» Problem to work on
Reproduce the records word for word, from their first line down to and including the line that contains "plot-frame bbox=[89, 26, 445, 621]". Copy only those lines.

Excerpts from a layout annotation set
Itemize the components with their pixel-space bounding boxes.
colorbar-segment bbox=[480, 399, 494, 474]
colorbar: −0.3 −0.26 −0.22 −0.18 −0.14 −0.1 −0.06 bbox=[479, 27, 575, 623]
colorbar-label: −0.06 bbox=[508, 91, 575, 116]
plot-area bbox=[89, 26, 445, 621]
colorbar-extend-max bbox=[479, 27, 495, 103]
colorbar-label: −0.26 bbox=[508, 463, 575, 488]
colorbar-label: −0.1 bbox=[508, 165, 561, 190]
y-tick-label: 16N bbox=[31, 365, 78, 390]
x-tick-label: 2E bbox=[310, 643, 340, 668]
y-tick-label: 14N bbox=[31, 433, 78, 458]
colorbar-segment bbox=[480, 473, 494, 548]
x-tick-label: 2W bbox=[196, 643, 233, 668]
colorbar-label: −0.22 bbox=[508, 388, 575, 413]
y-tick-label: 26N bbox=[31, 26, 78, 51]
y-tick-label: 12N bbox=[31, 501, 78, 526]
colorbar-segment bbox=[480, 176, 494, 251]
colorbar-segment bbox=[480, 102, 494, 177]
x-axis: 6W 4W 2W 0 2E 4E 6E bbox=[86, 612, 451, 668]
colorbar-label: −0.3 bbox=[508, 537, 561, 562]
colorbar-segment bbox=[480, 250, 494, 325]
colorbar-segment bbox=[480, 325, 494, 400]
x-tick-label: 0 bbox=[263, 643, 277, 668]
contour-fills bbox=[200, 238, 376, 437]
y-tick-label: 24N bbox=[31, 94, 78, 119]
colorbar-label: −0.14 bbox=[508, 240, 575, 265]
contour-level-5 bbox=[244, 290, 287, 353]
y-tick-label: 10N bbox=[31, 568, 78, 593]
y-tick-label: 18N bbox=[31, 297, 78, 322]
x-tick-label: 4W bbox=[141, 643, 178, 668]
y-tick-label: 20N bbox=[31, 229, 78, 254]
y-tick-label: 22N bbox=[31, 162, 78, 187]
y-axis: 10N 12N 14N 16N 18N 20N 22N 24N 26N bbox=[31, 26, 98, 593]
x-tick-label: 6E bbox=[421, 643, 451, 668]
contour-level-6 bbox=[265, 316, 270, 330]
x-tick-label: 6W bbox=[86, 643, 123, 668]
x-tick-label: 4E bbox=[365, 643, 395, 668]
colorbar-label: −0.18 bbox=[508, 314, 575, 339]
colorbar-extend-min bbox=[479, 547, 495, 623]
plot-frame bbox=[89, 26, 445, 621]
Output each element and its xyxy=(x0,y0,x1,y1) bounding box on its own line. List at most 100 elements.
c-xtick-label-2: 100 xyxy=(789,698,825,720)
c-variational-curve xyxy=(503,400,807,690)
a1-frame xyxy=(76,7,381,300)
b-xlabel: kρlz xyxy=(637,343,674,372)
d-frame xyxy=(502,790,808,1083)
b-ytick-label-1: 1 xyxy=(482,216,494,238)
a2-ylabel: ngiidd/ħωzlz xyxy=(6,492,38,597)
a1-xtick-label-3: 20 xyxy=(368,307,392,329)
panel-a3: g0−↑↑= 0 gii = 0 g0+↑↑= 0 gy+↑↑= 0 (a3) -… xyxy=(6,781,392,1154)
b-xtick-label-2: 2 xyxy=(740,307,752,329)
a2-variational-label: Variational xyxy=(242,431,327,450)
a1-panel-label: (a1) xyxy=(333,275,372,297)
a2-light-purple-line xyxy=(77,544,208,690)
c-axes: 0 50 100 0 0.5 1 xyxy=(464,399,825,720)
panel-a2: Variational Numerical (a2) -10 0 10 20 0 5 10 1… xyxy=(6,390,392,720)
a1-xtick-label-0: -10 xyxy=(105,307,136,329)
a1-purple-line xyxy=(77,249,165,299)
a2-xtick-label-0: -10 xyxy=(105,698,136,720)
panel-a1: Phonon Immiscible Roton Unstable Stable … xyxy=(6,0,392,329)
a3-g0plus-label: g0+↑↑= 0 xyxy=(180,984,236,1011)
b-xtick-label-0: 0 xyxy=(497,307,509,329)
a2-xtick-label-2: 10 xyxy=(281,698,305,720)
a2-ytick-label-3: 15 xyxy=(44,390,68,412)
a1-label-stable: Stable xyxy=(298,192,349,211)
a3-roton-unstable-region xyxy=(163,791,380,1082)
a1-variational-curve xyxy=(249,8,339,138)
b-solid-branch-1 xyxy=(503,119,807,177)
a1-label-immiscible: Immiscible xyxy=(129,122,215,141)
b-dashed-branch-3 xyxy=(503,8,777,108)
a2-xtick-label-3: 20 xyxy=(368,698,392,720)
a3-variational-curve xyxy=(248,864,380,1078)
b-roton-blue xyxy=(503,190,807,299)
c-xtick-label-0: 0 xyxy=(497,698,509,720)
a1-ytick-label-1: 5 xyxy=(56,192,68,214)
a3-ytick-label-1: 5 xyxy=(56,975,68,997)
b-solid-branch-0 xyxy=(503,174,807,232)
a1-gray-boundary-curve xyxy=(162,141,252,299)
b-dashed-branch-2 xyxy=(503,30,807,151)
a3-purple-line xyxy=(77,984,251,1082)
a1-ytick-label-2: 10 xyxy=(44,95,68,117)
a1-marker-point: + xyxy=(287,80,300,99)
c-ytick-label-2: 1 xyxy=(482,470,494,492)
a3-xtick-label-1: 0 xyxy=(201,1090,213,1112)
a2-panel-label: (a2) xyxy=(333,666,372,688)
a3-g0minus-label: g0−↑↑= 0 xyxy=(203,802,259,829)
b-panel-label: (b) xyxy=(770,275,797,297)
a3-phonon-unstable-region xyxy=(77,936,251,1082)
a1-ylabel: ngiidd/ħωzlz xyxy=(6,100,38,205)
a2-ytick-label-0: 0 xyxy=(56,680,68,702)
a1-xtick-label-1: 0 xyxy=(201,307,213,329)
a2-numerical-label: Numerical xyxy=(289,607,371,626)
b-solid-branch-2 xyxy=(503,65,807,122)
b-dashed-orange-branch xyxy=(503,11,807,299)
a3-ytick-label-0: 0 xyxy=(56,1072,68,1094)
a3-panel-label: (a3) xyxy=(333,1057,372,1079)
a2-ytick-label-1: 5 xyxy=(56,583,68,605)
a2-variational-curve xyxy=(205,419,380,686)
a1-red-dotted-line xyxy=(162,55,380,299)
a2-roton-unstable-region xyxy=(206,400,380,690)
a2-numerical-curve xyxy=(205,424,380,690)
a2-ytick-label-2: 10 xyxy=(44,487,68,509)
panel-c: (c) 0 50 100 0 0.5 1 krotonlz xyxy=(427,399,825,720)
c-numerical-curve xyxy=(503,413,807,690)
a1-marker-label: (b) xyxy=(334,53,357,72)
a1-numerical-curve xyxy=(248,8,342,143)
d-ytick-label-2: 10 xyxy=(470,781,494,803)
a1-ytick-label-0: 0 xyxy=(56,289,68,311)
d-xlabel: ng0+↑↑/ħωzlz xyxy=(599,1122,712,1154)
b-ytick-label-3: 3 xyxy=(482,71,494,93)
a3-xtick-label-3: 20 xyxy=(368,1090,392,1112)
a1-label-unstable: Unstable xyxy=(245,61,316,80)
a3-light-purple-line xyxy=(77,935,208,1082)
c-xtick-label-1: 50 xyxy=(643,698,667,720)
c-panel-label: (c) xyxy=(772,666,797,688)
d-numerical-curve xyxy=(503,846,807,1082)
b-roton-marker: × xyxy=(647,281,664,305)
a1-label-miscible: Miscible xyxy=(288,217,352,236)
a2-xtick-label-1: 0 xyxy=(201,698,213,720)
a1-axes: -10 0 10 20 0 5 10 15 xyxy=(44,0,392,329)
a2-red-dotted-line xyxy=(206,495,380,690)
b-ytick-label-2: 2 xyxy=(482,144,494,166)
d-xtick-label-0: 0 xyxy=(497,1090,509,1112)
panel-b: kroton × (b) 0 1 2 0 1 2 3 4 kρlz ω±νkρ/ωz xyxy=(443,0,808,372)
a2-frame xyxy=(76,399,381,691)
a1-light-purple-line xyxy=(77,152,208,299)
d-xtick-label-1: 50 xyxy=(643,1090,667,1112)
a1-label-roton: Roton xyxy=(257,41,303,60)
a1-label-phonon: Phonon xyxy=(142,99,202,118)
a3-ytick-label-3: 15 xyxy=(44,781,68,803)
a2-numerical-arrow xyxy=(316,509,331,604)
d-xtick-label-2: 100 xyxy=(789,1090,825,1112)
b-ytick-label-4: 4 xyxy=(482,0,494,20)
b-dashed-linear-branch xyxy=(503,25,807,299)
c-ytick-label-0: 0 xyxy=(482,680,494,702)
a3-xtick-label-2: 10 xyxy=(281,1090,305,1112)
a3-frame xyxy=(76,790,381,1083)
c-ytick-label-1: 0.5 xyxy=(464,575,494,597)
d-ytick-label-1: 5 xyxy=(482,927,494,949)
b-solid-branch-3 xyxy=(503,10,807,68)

» Output of the task
Itemize the components with their pixel-space bounding boxes.
colorbar-segment bbox=[480, 399, 494, 474]
colorbar: −0.3 −0.26 −0.22 −0.18 −0.14 −0.1 −0.06 bbox=[479, 27, 575, 623]
colorbar-label: −0.06 bbox=[508, 91, 575, 116]
plot-area bbox=[89, 26, 445, 621]
colorbar-extend-max bbox=[479, 27, 495, 103]
colorbar-label: −0.26 bbox=[508, 463, 575, 488]
colorbar-label: −0.1 bbox=[508, 165, 561, 190]
y-tick-label: 16N bbox=[31, 365, 78, 390]
x-tick-label: 2E bbox=[310, 643, 340, 668]
y-tick-label: 14N bbox=[31, 433, 78, 458]
colorbar-segment bbox=[480, 473, 494, 548]
x-tick-label: 2W bbox=[196, 643, 233, 668]
colorbar-label: −0.22 bbox=[508, 388, 575, 413]
y-tick-label: 26N bbox=[31, 26, 78, 51]
y-tick-label: 12N bbox=[31, 501, 78, 526]
colorbar-segment bbox=[480, 176, 494, 251]
colorbar-segment bbox=[480, 102, 494, 177]
x-axis: 6W 4W 2W 0 2E 4E 6E bbox=[86, 612, 451, 668]
colorbar-label: −0.3 bbox=[508, 537, 561, 562]
colorbar-segment bbox=[480, 250, 494, 325]
colorbar-segment bbox=[480, 325, 494, 400]
x-tick-label: 0 bbox=[263, 643, 277, 668]
contour-fills bbox=[200, 238, 376, 437]
y-tick-label: 24N bbox=[31, 94, 78, 119]
colorbar-label: −0.14 bbox=[508, 240, 575, 265]
contour-level-5 bbox=[244, 290, 287, 353]
y-tick-label: 10N bbox=[31, 568, 78, 593]
y-tick-label: 18N bbox=[31, 297, 78, 322]
x-tick-label: 4W bbox=[141, 643, 178, 668]
y-tick-label: 20N bbox=[31, 229, 78, 254]
y-tick-label: 22N bbox=[31, 162, 78, 187]
y-axis: 10N 12N 14N 16N 18N 20N 22N 24N 26N bbox=[31, 26, 98, 593]
x-tick-label: 6E bbox=[421, 643, 451, 668]
contour-level-6 bbox=[265, 316, 270, 330]
x-tick-label: 6W bbox=[86, 643, 123, 668]
x-tick-label: 4E bbox=[365, 643, 395, 668]
colorbar-label: −0.18 bbox=[508, 314, 575, 339]
colorbar-extend-min bbox=[479, 547, 495, 623]
plot-frame bbox=[89, 26, 445, 621]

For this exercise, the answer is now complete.